EXERCISE DETAILS ▸ Can you find the lines of the listing that include "Temperature" and copy every one?

+++ DATA FOR THIS EXERCISE

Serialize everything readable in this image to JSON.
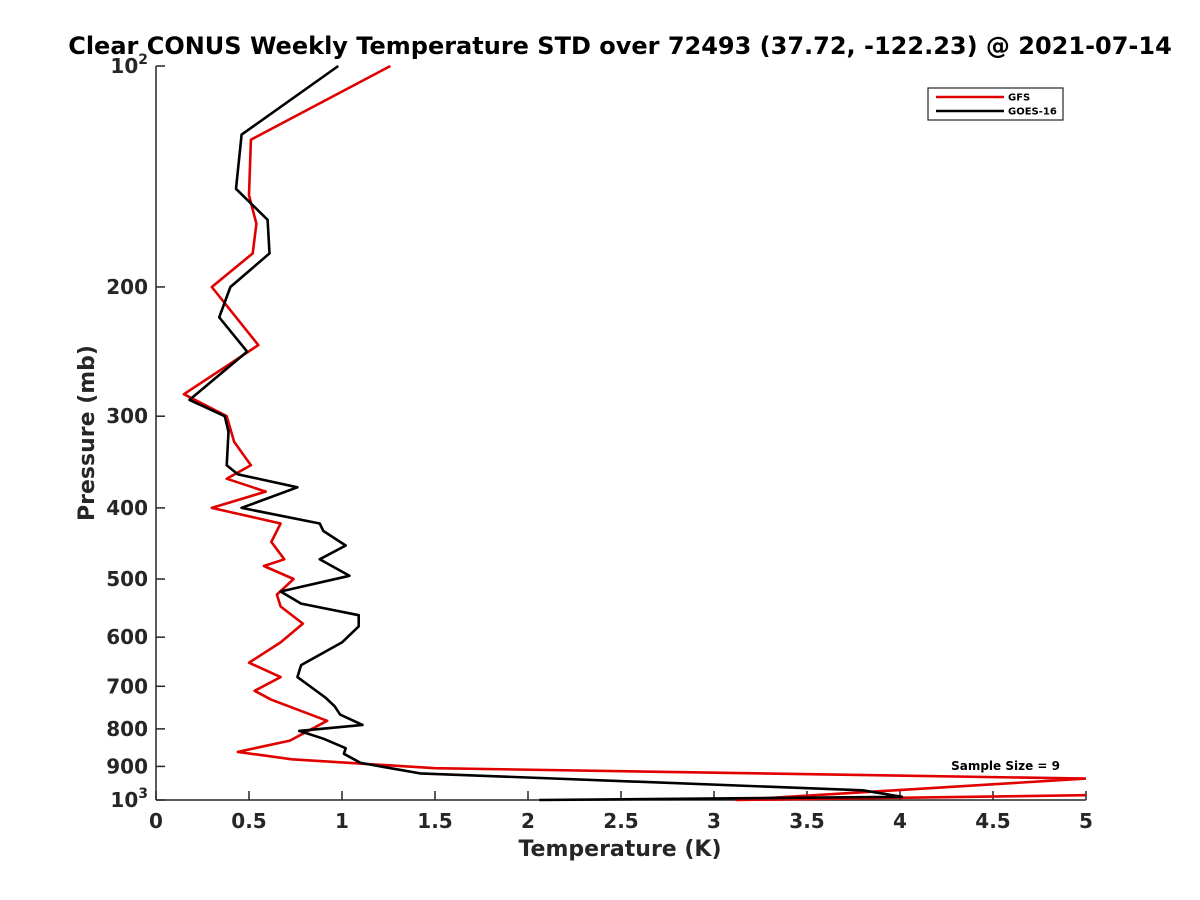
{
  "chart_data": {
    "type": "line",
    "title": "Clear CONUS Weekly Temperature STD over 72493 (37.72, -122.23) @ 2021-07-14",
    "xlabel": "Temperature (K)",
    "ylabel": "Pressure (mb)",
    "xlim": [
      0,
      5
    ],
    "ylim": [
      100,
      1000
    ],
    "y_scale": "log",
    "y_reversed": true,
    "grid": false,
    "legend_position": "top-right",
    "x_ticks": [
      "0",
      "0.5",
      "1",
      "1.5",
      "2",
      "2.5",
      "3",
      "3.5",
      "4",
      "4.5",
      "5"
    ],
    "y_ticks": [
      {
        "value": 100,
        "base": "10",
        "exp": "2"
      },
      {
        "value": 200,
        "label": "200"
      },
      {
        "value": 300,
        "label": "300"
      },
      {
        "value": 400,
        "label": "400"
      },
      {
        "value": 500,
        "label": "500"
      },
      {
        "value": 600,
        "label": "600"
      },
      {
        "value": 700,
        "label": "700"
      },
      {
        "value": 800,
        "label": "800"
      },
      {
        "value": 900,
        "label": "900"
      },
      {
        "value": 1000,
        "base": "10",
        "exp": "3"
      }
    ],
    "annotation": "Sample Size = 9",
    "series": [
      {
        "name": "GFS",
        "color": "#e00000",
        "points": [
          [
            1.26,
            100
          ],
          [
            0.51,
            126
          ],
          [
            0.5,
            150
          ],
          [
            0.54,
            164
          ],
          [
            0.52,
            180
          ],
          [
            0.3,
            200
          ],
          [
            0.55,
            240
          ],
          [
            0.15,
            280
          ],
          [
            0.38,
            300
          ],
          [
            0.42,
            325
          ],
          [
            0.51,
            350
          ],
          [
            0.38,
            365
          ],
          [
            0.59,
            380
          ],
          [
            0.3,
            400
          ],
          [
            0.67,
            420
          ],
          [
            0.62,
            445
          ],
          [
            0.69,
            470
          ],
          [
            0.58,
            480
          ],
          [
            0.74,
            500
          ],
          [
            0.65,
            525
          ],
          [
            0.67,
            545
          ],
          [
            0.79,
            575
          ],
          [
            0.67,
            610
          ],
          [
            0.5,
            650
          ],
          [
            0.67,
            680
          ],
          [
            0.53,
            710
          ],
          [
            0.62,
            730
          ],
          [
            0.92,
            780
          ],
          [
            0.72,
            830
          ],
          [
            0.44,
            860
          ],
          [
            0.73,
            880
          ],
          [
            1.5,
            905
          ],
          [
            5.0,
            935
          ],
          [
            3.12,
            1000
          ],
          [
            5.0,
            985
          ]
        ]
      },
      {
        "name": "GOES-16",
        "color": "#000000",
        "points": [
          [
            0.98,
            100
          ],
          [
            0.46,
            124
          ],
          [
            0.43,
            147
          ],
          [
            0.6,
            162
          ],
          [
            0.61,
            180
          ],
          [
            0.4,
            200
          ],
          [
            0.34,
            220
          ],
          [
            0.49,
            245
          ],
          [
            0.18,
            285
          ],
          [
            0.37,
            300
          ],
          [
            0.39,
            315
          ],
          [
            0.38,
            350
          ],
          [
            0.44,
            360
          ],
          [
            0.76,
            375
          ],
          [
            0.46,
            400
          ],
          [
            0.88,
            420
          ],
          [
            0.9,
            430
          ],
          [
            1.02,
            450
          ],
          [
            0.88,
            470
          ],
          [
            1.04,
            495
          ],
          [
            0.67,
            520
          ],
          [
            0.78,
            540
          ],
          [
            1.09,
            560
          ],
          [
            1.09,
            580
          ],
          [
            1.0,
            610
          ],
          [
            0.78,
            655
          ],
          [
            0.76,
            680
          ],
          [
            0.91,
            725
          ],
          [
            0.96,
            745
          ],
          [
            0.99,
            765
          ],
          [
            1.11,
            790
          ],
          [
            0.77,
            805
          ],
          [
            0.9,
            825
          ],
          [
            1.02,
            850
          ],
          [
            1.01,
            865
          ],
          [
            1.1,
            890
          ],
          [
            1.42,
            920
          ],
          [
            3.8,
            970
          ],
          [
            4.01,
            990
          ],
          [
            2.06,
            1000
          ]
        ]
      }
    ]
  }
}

++++++
+++ DATA FOR THIS EXERCISE

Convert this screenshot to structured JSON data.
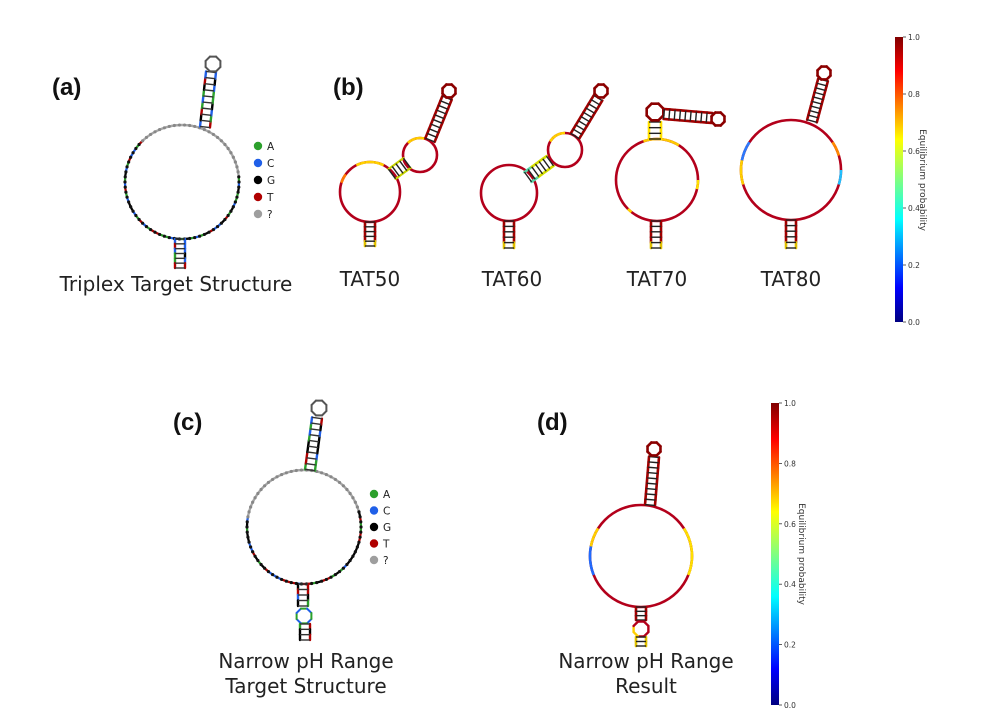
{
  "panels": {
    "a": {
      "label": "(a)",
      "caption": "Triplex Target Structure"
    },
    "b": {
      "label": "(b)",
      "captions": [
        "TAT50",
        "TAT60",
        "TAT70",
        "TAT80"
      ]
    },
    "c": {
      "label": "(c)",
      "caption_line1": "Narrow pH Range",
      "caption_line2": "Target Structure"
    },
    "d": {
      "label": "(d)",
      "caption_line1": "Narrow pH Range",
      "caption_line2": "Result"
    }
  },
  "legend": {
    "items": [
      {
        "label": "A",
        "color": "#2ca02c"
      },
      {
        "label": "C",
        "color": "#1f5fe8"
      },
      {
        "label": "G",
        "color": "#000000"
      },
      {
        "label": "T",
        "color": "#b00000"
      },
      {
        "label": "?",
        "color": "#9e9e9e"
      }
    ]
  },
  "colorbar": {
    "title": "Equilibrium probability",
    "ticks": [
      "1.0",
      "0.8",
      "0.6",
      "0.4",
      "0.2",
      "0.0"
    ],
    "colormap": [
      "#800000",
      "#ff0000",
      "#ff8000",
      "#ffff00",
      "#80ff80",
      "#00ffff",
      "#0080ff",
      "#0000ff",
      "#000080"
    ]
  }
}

++++++

OUTPUT ▸
    "title": "Clear CONUS Weekly Temperature STD over 72493 (37.72, -122.23) @ 2021-07-14",
    "xlabel": "Temperature (K)",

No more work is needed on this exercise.